## PROBLEM DESCRIPTION
Copy out each line exactly; pictures stay out of the copy.

## GIVEN INFORMATION
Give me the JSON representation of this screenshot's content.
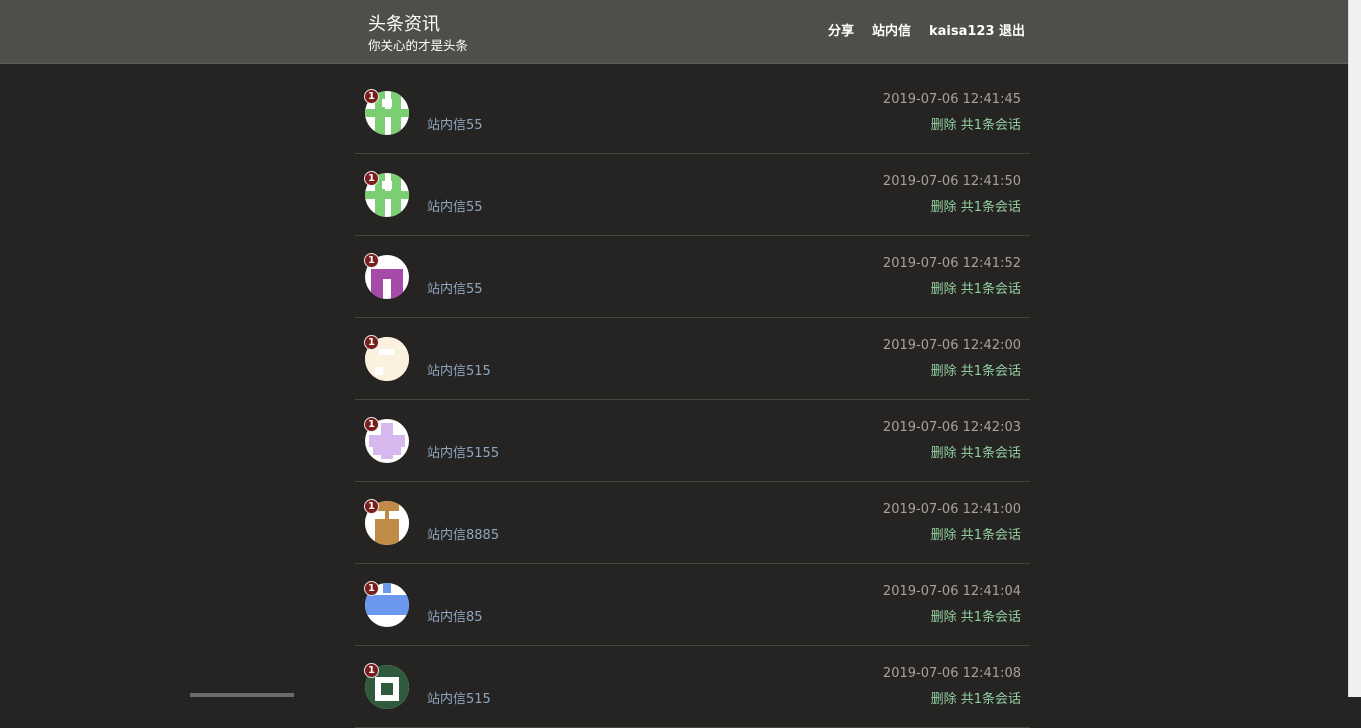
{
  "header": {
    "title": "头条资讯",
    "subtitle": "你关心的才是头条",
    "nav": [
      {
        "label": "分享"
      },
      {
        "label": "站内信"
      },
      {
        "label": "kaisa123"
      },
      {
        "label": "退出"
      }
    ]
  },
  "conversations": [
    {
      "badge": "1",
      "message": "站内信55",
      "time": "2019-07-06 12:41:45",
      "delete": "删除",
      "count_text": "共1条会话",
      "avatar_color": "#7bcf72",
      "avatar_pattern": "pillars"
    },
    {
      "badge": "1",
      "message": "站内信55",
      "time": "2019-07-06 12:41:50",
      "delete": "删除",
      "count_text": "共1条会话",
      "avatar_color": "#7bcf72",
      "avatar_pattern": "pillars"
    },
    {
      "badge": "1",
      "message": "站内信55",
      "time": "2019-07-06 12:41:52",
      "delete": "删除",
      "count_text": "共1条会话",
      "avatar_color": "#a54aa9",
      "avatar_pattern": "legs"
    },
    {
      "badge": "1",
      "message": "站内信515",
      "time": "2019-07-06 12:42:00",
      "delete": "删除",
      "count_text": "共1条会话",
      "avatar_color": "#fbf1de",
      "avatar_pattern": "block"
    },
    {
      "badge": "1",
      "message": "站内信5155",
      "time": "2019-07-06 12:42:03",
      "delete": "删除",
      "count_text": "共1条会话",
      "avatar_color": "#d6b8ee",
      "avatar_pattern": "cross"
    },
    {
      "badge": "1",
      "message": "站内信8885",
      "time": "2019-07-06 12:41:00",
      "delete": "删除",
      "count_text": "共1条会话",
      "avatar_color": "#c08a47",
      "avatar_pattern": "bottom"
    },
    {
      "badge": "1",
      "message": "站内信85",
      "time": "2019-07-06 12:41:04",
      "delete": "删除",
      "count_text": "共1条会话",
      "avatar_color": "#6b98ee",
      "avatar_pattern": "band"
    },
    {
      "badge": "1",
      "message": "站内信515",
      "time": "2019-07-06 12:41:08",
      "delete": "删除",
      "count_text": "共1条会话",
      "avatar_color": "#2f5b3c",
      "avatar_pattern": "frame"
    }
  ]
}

## PROBLEM SOLUTION
Give me the JSON representation of this screenshot's content.
{
  "header": {
    "title": "头条资讯",
    "subtitle": "你关心的才是头条",
    "nav": [
      {
        "label": "分享"
      },
      {
        "label": "站内信"
      },
      {
        "label": "kaisa123"
      },
      {
        "label": "退出"
      }
    ]
  },
  "conversations": [
    {
      "badge": "1",
      "message": "站内信55",
      "time": "2019-07-06 12:41:45",
      "delete": "删除",
      "count_text": "共1条会话",
      "avatar_color": "#7bcf72",
      "avatar_pattern": "pillars"
    },
    {
      "badge": "1",
      "message": "站内信55",
      "time": "2019-07-06 12:41:50",
      "delete": "删除",
      "count_text": "共1条会话",
      "avatar_color": "#7bcf72",
      "avatar_pattern": "pillars"
    },
    {
      "badge": "1",
      "message": "站内信55",
      "time": "2019-07-06 12:41:52",
      "delete": "删除",
      "count_text": "共1条会话",
      "avatar_color": "#a54aa9",
      "avatar_pattern": "legs"
    },
    {
      "badge": "1",
      "message": "站内信515",
      "time": "2019-07-06 12:42:00",
      "delete": "删除",
      "count_text": "共1条会话",
      "avatar_color": "#fbf1de",
      "avatar_pattern": "block"
    },
    {
      "badge": "1",
      "message": "站内信5155",
      "time": "2019-07-06 12:42:03",
      "delete": "删除",
      "count_text": "共1条会话",
      "avatar_color": "#d6b8ee",
      "avatar_pattern": "cross"
    },
    {
      "badge": "1",
      "message": "站内信8885",
      "time": "2019-07-06 12:41:00",
      "delete": "删除",
      "count_text": "共1条会话",
      "avatar_color": "#c08a47",
      "avatar_pattern": "bottom"
    },
    {
      "badge": "1",
      "message": "站内信85",
      "time": "2019-07-06 12:41:04",
      "delete": "删除",
      "count_text": "共1条会话",
      "avatar_color": "#6b98ee",
      "avatar_pattern": "band"
    },
    {
      "badge": "1",
      "message": "站内信515",
      "time": "2019-07-06 12:41:08",
      "delete": "删除",
      "count_text": "共1条会话",
      "avatar_color": "#2f5b3c",
      "avatar_pattern": "frame"
    }
  ]
}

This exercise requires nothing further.